-- start of DATASET RECORDS --

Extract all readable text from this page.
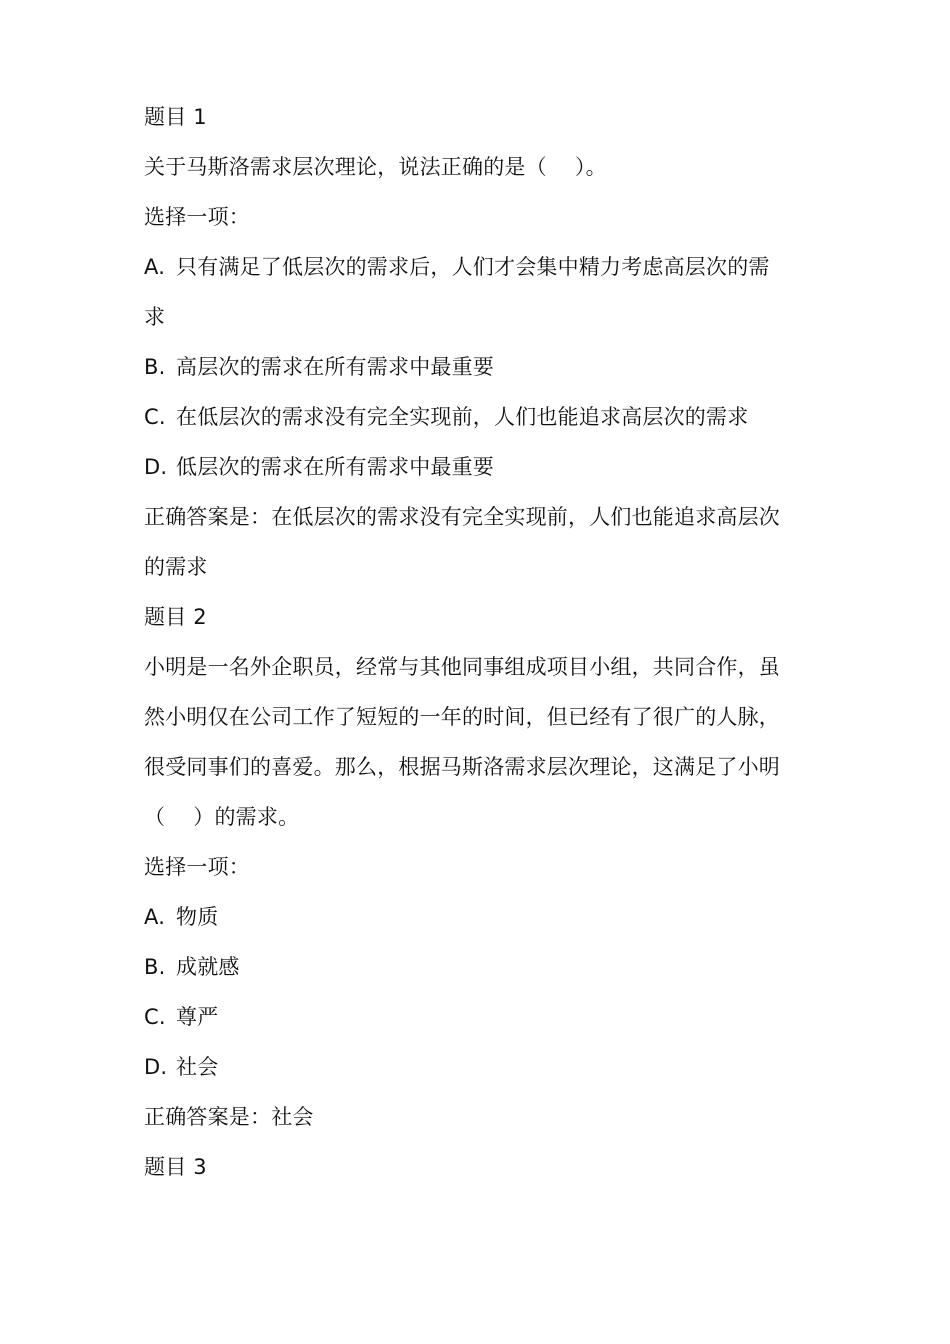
题目 1
关于马斯洛需求层次理论，说法正确的是（　 ）。
选择一项：
A. 只有满足了低层次的需求后，人们才会集中精力考虑高层次的需
求
B. 高层次的需求在所有需求中最重要
C. 在低层次的需求没有完全实现前，人们也能追求高层次的需求
D. 低层次的需求在所有需求中最重要
正确答案是：在低层次的需求没有完全实现前，人们也能追求高层次
的需求
题目 2
小明是一名外企职员，经常与其他同事组成项目小组，共同合作，虽
然小明仅在公司工作了短短的一年的时间，但已经有了很广的人脉，
很受同事们的喜爱。那么，根据马斯洛需求层次理论，这满足了小明
（　 ）的需求。
选择一项：
A. 物质
B. 成就感
C. 尊严
D. 社会
正确答案是：社会
题目 3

-- end of DATASET RECORDS --

Copy every line of the data word for word, omitting the images.

Extract all readable text from this page.
题目 1
关于马斯洛需求层次理论，说法正确的是（　 ）。
选择一项：
A. 只有满足了低层次的需求后，人们才会集中精力考虑高层次的需
求
B. 高层次的需求在所有需求中最重要
C. 在低层次的需求没有完全实现前，人们也能追求高层次的需求
D. 低层次的需求在所有需求中最重要
正确答案是：在低层次的需求没有完全实现前，人们也能追求高层次
的需求
题目 2
小明是一名外企职员，经常与其他同事组成项目小组，共同合作，虽
然小明仅在公司工作了短短的一年的时间，但已经有了很广的人脉，
很受同事们的喜爱。那么，根据马斯洛需求层次理论，这满足了小明
（　 ）的需求。
选择一项：
A. 物质
B. 成就感
C. 尊严
D. 社会
正确答案是：社会
题目 3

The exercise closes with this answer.